# EXERCISE INPUTS start

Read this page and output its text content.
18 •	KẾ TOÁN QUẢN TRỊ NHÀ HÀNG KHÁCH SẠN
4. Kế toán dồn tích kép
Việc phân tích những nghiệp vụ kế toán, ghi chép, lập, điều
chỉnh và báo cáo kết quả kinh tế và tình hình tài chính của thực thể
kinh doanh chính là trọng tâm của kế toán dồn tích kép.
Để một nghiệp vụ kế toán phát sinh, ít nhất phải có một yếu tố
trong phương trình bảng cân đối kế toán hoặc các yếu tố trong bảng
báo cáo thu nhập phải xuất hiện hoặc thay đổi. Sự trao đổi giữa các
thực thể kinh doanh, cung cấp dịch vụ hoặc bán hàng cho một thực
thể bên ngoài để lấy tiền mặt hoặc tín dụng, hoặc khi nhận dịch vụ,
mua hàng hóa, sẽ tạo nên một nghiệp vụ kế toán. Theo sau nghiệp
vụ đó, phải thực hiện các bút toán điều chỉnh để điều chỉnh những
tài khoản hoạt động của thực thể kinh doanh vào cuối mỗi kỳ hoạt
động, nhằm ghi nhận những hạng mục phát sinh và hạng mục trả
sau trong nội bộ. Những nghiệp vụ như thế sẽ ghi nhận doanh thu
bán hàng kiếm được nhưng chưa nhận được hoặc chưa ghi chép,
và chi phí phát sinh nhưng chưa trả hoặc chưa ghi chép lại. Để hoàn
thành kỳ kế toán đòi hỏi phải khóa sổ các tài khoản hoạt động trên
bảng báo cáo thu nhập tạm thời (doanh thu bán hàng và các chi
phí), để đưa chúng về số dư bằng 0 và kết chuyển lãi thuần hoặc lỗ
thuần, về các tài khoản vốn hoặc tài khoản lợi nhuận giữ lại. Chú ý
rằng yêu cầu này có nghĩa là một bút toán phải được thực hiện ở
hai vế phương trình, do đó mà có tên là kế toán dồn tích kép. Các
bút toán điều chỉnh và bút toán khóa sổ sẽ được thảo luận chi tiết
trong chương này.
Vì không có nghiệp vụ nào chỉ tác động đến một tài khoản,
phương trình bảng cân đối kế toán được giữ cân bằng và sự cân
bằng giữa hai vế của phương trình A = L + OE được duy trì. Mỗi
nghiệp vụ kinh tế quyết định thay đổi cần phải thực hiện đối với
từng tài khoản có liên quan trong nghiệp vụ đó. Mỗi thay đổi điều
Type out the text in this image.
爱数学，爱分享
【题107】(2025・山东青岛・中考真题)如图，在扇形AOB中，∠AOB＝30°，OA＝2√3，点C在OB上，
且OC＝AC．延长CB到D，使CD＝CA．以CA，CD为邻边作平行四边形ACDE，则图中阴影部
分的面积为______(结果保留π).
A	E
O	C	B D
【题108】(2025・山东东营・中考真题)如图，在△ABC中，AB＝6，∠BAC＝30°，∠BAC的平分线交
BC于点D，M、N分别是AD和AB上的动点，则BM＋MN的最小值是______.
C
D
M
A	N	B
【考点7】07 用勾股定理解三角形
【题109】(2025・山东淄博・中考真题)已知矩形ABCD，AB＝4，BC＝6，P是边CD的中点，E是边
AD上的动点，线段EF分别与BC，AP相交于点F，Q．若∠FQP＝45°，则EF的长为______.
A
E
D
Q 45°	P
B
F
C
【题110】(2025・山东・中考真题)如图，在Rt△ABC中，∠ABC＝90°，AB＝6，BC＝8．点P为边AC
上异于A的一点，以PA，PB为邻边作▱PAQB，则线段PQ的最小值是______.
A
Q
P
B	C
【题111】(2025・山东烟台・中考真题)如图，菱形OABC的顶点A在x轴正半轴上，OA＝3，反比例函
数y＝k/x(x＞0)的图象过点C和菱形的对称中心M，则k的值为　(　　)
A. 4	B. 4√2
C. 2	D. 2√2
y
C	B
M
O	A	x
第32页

# EXERCISE INPUTS end

--- WHAT THE EXERCISE ASKS ---
Take the entries above and transcribe them exactly.

--- THE OUTPUT ---
Read this page and output its text content.
18 •	KẾ TOÁN QUẢN TRỊ NHÀ HÀNG KHÁCH SẠN
4. Kế toán dồn tích kép
Việc phân tích những nghiệp vụ kế toán, ghi chép, lập, điều
chỉnh và báo cáo kết quả kinh tế và tình hình tài chính của thực thể
kinh doanh chính là trọng tâm của kế toán dồn tích kép.
Để một nghiệp vụ kế toán phát sinh, ít nhất phải có một yếu tố
trong phương trình bảng cân đối kế toán hoặc các yếu tố trong bảng
báo cáo thu nhập phải xuất hiện hoặc thay đổi. Sự trao đổi giữa các
thực thể kinh doanh, cung cấp dịch vụ hoặc bán hàng cho một thực
thể bên ngoài để lấy tiền mặt hoặc tín dụng, hoặc khi nhận dịch vụ,
mua hàng hóa, sẽ tạo nên một nghiệp vụ kế toán. Theo sau nghiệp
vụ đó, phải thực hiện các bút toán điều chỉnh để điều chỉnh những
tài khoản hoạt động của thực thể kinh doanh vào cuối mỗi kỳ hoạt
động, nhằm ghi nhận những hạng mục phát sinh và hạng mục trả
sau trong nội bộ. Những nghiệp vụ như thế sẽ ghi nhận doanh thu
bán hàng kiếm được nhưng chưa nhận được hoặc chưa ghi chép,
và chi phí phát sinh nhưng chưa trả hoặc chưa ghi chép lại. Để hoàn
thành kỳ kế toán đòi hỏi phải khóa sổ các tài khoản hoạt động trên
bảng báo cáo thu nhập tạm thời (doanh thu bán hàng và các chi
phí), để đưa chúng về số dư bằng 0 và kết chuyển lãi thuần hoặc lỗ
thuần, về các tài khoản vốn hoặc tài khoản lợi nhuận giữ lại. Chú ý
rằng yêu cầu này có nghĩa là một bút toán phải được thực hiện ở
hai vế phương trình, do đó mà có tên là kế toán dồn tích kép. Các
bút toán điều chỉnh và bút toán khóa sổ sẽ được thảo luận chi tiết
trong chương này.
Vì không có nghiệp vụ nào chỉ tác động đến một tài khoản,
phương trình bảng cân đối kế toán được giữ cân bằng và sự cân
bằng giữa hai vế của phương trình A = L + OE được duy trì. Mỗi
nghiệp vụ kinh tế quyết định thay đổi cần phải thực hiện đối với
từng tài khoản có liên quan trong nghiệp vụ đó. Mỗi thay đổi điều
Type out the text in this image.
爱数学，爱分享
【题107】(2025・山东青岛・中考真题)如图，在扇形AOB中，∠AOB＝30°，OA＝2√3，点C在OB上，
且OC＝AC．延长CB到D，使CD＝CA．以CA，CD为邻边作平行四边形ACDE，则图中阴影部
分的面积为______(结果保留π).
A	E
O	C	B D
【题108】(2025・山东东营・中考真题)如图，在△ABC中，AB＝6，∠BAC＝30°，∠BAC的平分线交
BC于点D，M、N分别是AD和AB上的动点，则BM＋MN的最小值是______.
C
D
M
A	N	B
【考点7】07 用勾股定理解三角形
【题109】(2025・山东淄博・中考真题)已知矩形ABCD，AB＝4，BC＝6，P是边CD的中点，E是边
AD上的动点，线段EF分别与BC，AP相交于点F，Q．若∠FQP＝45°，则EF的长为______.
A
E
D
Q 45°	P
B
F
C
【题110】(2025・山东・中考真题)如图，在Rt△ABC中，∠ABC＝90°，AB＝6，BC＝8．点P为边AC
上异于A的一点，以PA，PB为邻边作▱PAQB，则线段PQ的最小值是______.
A
Q
P
B	C
【题111】(2025・山东烟台・中考真题)如图，菱形OABC的顶点A在x轴正半轴上，OA＝3，反比例函
数y＝k/x(x＞0)的图象过点C和菱形的对称中心M，则k的值为　(　　)
A. 4	B. 4√2
C. 2	D. 2√2
y
C	B
M
O	A	x
第32页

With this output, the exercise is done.